● **WRITTEN REQUEST 1**
Write out the passage from the bat article, starting at "It’s late September" and ending at "just tagging along.".
******
You South Africa

THE END OF THE BAT LASH

BEYOND the entrance to a dank, forsaken chalk mine on the edge of a wooded thicket in Surrey, England, I’m waiting for the arrival of what may just be the planet’s most unpopular creature. This year’s, certainly.

It’s late September and the time is a little after 7pm. Above us, the harvest moon, full and bright, takes its place at the head of things. At least we won’t be in total darkness.

“Shouldn’t be long now,” says ecologist Daniel Whitby, beneath his head torch. There are five of us in the mine: Daniel; his fellow ecologists, Annika Bi-net and Liz Walsh; and Walsh’s husband, Ronan, who’s just tagging along.

We’ve been here for two hours, accompanied only by cave spiders.
******
● **WRITTEN REQUEST 2**
Convert the records, starting at the line containing "list UI elements" and ending at the end of the records, into a two-column CSV with the columns request and response. Give one row per request, with each field quoted and any line breaks replaced by spaces.
******
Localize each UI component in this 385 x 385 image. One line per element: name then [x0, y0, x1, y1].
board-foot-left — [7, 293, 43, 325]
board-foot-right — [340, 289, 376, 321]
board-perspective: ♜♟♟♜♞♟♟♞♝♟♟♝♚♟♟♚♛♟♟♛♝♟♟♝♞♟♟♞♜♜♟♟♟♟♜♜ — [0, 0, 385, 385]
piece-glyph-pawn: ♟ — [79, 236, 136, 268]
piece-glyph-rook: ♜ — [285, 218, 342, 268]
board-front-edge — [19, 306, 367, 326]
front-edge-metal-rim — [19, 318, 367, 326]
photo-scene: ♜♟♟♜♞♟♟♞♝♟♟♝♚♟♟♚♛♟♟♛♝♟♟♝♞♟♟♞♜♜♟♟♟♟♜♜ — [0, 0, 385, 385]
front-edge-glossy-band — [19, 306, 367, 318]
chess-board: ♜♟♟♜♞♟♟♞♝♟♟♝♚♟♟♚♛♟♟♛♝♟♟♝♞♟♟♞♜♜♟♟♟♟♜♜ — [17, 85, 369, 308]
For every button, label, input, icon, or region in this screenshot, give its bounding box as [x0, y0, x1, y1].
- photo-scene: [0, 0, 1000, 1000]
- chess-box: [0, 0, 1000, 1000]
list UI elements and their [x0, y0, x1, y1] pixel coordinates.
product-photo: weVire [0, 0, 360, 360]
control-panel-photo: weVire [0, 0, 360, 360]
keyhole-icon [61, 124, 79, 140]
******
● **SOLUTION 1**
It’s late September and the time is a little after 7pm. Above us, the harvest moon, full and bright, takes its place at the head of things. At least we won’t be in total darkness.

“Shouldn’t be long now,” says ecologist Daniel Whitby, beneath his head torch. There are five of us in the mine: Daniel; his fellow ecologists, Annika Bi-net and Liz Walsh; and Walsh’s husband, Ronan, who’s just tagging along.

● **SOLUTION 2**
request,response
"list UI elements and their [x0, y0, x1, y1] pixel coordinates.","product-photo: weVire [0, 0, 360, 360] control-panel-photo: weVire [0, 0, 360, 360] keyhole-icon [61, 124, 79, 140]"